→ **Entries with figure data**
···
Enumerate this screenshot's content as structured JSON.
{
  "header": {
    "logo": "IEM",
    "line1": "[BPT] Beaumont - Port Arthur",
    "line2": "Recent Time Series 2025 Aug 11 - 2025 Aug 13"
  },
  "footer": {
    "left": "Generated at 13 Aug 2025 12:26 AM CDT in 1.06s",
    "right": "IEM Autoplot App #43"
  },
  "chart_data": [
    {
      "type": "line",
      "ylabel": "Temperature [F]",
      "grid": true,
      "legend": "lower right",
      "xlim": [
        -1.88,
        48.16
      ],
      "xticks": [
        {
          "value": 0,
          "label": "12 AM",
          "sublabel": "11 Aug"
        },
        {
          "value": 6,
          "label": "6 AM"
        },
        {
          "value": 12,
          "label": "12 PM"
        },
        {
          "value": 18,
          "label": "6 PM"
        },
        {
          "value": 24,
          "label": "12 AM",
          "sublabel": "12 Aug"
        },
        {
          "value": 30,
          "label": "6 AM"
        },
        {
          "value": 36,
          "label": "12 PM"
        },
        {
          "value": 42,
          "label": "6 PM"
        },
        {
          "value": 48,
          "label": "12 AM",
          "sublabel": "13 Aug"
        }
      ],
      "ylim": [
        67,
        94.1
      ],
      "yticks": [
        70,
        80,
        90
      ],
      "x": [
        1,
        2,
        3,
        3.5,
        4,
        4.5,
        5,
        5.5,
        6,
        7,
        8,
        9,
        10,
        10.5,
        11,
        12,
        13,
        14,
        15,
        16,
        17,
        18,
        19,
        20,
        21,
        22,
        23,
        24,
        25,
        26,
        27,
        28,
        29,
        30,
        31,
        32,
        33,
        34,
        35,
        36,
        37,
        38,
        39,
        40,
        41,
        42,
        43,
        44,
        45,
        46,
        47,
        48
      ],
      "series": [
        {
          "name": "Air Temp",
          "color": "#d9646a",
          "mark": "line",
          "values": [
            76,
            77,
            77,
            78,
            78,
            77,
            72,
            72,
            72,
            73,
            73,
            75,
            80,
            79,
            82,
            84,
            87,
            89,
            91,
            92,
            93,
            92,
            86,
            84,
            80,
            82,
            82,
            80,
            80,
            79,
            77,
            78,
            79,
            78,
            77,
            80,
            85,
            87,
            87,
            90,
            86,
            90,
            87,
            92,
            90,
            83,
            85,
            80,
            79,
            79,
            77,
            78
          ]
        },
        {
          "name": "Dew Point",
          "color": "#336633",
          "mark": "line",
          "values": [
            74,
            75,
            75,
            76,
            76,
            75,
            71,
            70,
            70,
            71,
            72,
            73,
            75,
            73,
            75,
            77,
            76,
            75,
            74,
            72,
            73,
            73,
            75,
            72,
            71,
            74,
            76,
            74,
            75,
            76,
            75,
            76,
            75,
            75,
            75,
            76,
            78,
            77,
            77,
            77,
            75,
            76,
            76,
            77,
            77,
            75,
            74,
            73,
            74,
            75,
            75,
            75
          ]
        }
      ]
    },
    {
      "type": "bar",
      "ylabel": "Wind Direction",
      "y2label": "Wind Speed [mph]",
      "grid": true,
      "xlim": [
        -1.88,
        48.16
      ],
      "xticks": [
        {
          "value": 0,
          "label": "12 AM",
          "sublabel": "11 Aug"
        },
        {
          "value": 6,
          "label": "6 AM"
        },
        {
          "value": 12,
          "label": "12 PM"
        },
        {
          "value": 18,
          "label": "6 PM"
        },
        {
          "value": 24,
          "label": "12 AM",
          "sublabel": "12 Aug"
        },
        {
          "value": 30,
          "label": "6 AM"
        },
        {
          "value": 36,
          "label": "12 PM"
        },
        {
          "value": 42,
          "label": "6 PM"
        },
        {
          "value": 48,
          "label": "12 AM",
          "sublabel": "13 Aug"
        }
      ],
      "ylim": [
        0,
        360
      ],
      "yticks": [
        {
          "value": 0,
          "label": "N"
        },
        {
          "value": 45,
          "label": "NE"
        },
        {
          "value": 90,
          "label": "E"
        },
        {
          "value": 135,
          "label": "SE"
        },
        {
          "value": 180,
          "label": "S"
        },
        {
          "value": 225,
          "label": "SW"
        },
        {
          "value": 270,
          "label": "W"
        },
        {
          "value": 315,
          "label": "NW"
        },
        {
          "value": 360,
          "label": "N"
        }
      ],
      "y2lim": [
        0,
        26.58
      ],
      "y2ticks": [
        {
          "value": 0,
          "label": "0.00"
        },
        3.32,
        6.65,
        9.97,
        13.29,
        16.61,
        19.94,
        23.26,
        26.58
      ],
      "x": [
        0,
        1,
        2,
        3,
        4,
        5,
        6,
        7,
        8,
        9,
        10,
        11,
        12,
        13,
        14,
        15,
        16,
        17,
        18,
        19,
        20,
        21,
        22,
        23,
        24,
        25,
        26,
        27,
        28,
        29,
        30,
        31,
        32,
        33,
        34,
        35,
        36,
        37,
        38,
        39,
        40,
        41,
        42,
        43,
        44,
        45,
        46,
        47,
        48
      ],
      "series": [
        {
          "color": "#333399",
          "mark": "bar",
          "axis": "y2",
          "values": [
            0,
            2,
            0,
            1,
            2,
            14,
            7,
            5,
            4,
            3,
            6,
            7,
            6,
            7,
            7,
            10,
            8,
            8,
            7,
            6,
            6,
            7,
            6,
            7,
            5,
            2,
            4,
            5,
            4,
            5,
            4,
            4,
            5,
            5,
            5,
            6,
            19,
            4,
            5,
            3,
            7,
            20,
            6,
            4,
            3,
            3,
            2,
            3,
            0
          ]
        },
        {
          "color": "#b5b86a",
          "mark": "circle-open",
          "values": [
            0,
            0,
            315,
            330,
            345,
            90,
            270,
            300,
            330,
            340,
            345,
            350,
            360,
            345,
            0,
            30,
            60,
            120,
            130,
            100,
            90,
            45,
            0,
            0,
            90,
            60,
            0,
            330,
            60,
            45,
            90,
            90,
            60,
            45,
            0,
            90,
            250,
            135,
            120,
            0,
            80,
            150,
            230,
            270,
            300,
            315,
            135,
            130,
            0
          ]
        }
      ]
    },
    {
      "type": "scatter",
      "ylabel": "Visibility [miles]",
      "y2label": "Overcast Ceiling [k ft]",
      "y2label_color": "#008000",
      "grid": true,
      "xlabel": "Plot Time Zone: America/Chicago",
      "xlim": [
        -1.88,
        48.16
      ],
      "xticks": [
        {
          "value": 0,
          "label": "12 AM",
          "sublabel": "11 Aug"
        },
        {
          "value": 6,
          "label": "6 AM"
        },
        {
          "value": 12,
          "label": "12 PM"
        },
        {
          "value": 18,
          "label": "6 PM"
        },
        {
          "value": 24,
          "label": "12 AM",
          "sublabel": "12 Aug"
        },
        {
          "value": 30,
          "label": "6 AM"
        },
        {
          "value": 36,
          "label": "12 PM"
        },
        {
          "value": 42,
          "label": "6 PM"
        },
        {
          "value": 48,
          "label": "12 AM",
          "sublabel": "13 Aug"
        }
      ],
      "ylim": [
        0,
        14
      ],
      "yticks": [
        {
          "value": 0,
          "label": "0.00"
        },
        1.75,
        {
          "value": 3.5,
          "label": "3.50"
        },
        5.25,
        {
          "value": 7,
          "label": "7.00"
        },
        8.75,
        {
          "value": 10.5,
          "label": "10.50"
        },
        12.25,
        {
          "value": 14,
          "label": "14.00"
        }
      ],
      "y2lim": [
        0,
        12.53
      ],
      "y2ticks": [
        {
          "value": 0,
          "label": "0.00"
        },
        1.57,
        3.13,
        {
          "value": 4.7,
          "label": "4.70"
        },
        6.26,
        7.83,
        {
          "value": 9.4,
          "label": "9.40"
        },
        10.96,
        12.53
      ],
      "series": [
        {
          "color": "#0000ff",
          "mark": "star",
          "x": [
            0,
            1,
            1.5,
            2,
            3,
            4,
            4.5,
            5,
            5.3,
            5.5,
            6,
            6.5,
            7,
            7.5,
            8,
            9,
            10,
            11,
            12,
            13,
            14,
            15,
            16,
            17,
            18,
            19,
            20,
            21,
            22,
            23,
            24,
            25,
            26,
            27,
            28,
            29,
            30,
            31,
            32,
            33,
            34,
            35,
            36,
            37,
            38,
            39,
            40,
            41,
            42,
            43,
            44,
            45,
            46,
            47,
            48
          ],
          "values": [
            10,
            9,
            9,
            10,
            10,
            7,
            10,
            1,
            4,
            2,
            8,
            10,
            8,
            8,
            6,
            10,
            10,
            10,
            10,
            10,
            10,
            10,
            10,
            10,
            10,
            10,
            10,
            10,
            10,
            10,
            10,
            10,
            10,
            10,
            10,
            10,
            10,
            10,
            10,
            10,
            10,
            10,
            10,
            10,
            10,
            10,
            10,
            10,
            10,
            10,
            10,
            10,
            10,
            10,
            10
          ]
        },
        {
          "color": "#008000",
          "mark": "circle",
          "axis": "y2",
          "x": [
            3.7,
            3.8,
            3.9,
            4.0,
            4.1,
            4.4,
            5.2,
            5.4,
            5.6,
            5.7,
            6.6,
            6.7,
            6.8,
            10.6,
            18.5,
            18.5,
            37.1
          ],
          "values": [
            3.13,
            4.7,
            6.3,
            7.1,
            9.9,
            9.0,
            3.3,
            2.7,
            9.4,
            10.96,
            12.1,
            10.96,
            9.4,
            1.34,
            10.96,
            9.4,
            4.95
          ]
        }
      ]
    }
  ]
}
···
Filter the entries down to the lines with the word "right" in them.

→ **Completed task**
    "right": "IEM Autoplot App #43"
      "legend": "lower right",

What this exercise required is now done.